* [Data supplied]
· · · ·

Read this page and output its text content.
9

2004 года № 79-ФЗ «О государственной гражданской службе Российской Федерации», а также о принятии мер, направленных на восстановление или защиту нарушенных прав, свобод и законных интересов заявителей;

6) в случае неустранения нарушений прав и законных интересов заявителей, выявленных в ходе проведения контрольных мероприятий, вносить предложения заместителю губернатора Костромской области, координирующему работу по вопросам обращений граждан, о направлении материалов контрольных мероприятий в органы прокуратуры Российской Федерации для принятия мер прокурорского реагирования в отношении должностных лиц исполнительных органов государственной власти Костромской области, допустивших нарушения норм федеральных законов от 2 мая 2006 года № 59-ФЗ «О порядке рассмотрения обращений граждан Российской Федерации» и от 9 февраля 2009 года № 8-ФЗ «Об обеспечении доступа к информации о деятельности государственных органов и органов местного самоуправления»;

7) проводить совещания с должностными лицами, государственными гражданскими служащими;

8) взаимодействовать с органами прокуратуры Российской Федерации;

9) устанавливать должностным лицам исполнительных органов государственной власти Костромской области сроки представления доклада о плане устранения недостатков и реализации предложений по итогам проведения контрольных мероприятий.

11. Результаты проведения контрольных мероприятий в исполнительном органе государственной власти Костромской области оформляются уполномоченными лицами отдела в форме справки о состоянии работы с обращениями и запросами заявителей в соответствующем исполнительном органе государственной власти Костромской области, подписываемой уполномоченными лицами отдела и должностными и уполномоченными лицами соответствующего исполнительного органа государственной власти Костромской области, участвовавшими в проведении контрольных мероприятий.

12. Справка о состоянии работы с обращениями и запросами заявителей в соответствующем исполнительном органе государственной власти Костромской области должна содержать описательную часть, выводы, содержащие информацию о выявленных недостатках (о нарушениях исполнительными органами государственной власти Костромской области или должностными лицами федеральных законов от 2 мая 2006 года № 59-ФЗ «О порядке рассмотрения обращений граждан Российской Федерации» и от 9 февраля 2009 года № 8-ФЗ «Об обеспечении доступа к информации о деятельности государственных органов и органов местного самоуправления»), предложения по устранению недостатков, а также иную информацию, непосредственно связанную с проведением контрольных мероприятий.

· · · ·

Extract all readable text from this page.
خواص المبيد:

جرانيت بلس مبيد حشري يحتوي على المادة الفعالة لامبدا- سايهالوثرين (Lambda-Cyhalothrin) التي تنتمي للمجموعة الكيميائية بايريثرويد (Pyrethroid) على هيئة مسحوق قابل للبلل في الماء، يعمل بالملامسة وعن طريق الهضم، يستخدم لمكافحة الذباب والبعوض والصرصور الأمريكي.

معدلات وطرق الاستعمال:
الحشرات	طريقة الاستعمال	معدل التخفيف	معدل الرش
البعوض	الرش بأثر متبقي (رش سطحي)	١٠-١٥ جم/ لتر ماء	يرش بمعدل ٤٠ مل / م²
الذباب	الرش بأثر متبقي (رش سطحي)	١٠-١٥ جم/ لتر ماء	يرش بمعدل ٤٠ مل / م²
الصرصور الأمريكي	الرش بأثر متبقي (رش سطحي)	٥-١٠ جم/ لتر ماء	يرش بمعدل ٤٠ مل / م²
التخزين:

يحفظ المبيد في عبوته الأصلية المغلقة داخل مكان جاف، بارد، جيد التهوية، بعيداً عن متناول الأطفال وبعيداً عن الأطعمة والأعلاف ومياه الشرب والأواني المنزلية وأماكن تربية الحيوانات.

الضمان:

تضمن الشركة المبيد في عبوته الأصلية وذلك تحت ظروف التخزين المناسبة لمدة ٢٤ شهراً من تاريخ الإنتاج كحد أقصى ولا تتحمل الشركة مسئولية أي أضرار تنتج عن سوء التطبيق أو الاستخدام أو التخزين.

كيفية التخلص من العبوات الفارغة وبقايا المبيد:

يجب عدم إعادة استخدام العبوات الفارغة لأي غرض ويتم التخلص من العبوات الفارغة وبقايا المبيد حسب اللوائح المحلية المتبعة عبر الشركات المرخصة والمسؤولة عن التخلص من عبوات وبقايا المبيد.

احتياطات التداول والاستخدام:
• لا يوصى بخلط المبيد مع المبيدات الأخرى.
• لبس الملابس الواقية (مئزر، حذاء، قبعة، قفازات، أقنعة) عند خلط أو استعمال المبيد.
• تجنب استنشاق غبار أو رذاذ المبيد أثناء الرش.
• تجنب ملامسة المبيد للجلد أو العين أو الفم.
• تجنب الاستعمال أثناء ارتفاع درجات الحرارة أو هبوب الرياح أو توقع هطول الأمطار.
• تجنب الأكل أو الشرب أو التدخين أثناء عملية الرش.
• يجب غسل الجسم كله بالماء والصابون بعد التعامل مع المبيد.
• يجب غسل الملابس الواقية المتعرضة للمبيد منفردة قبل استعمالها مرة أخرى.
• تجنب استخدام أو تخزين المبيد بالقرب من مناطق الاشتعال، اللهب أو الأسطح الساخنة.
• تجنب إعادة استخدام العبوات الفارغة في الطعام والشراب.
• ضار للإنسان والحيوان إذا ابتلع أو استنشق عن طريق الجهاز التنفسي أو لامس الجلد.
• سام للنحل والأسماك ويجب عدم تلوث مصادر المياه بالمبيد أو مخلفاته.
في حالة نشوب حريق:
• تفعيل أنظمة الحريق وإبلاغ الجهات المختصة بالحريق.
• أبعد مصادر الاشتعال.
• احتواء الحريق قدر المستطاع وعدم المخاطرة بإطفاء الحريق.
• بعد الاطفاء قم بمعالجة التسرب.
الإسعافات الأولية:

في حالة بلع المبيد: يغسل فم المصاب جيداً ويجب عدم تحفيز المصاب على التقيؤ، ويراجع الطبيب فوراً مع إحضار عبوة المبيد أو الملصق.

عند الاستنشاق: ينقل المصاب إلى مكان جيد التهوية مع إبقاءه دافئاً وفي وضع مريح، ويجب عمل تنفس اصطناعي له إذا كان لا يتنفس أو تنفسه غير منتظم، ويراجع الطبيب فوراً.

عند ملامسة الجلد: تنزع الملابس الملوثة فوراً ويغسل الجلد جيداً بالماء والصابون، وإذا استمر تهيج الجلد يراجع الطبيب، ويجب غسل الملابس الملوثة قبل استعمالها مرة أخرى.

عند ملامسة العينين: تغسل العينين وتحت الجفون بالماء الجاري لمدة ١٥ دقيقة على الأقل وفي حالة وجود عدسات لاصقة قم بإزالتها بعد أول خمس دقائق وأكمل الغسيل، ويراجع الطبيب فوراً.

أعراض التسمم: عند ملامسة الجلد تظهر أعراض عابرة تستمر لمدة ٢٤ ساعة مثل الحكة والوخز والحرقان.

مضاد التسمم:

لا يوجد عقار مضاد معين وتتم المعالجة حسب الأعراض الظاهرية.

· · · ·

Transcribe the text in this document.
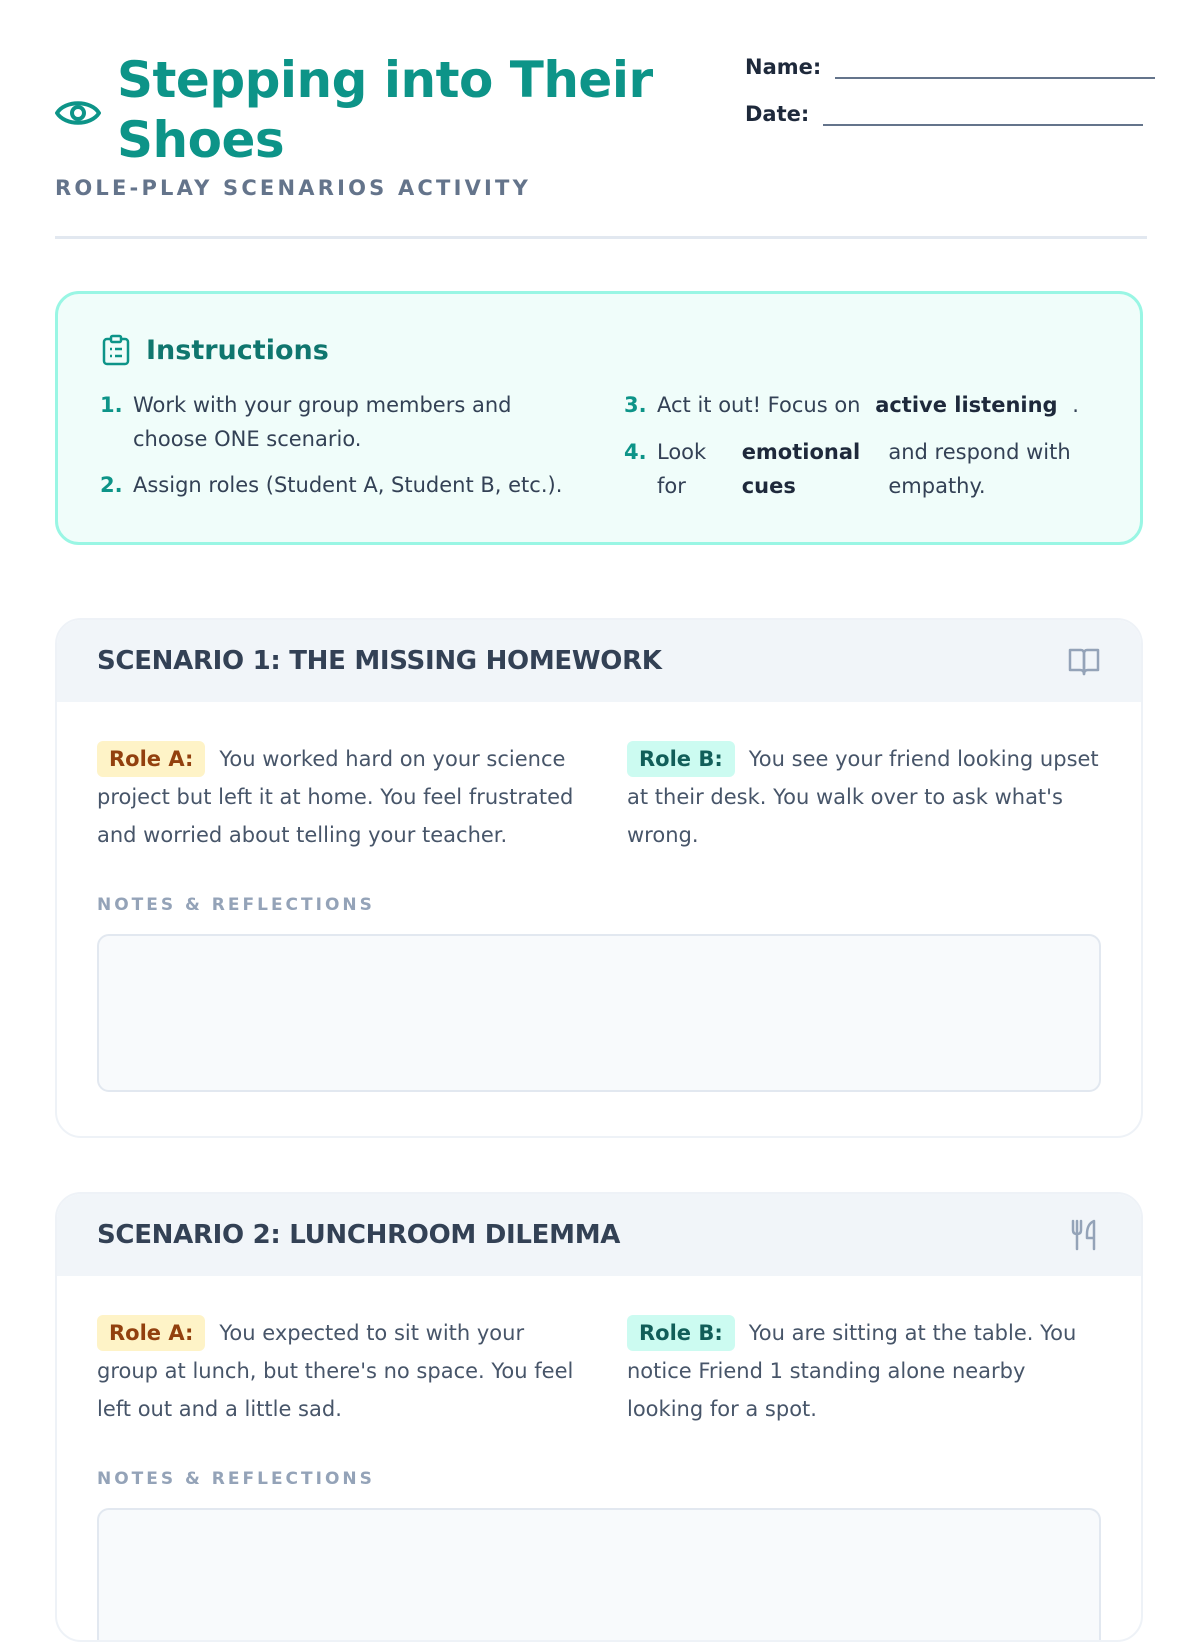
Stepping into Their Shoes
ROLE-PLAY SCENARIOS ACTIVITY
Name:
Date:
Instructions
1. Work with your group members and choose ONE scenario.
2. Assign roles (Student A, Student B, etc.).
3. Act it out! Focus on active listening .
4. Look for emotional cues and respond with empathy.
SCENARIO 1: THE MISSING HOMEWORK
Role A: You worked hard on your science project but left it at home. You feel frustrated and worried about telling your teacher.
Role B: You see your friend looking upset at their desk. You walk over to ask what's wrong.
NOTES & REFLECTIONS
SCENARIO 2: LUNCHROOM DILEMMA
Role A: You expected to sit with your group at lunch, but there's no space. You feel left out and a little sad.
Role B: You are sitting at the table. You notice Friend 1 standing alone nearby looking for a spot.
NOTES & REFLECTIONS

· · · ·

* [Exercise aim] Reproduce each line holding the word "مضاد".

* [Final result]
مضاد التسمم:
لا يوجد عقار مضاد معين وتتم المعالجة حسب الأعراض الظاهرية.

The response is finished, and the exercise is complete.